__Data for the task__
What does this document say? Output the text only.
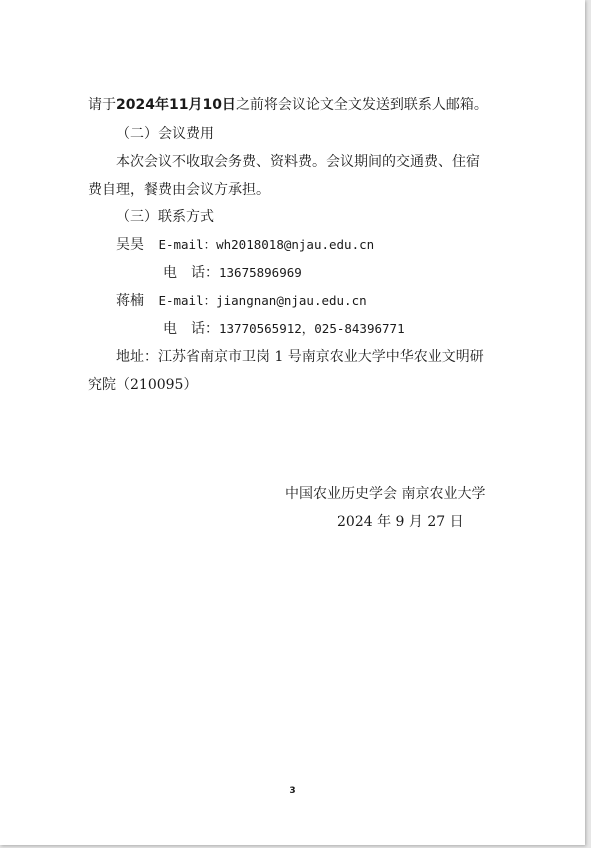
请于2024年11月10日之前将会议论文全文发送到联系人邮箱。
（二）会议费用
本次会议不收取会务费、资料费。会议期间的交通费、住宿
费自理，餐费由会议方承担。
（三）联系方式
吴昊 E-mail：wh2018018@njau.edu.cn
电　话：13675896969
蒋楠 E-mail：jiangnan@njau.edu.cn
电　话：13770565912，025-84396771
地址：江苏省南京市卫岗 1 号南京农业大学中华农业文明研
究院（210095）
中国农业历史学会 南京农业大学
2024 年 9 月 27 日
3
---
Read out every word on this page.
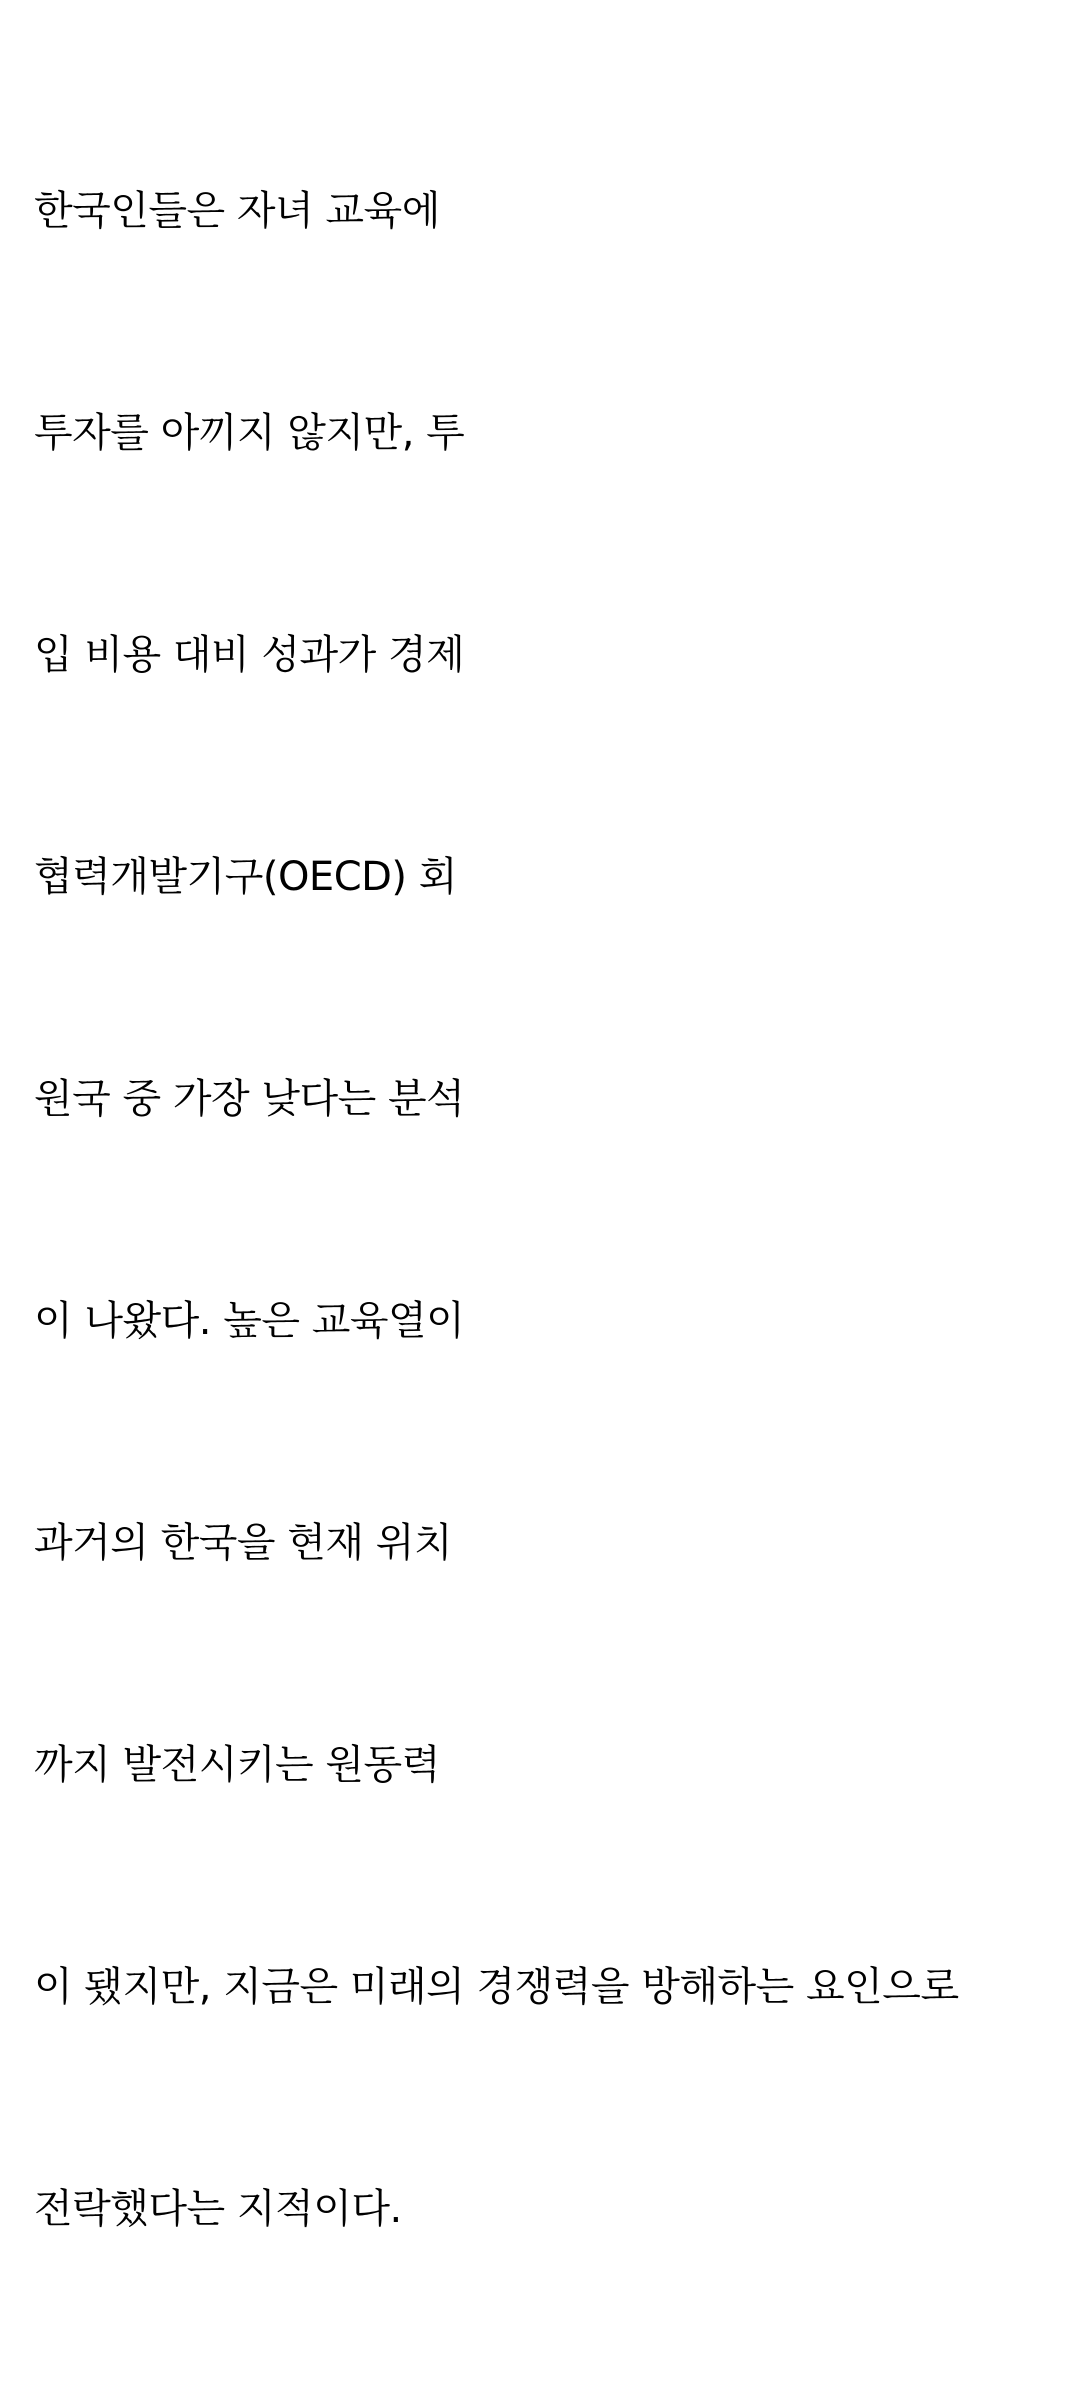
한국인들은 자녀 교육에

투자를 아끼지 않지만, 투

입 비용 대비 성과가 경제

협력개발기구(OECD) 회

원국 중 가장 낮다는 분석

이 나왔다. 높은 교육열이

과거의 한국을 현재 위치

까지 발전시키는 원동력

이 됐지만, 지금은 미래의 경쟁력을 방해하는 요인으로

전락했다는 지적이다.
==
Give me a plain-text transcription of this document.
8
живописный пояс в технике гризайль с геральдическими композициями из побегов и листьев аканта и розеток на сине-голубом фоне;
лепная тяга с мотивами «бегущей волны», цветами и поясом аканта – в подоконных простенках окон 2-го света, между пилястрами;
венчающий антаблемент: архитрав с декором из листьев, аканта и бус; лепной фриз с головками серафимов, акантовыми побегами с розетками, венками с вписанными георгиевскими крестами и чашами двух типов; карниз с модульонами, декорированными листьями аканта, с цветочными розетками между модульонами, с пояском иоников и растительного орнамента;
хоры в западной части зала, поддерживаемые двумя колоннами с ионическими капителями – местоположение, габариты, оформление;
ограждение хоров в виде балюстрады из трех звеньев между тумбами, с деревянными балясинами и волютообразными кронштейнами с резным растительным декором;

__Work instructions__
Each line above that includes "document" should be shown.

__Exercise result__
What does this document say? Output the text only.
Give me a plain-text transcription of this document.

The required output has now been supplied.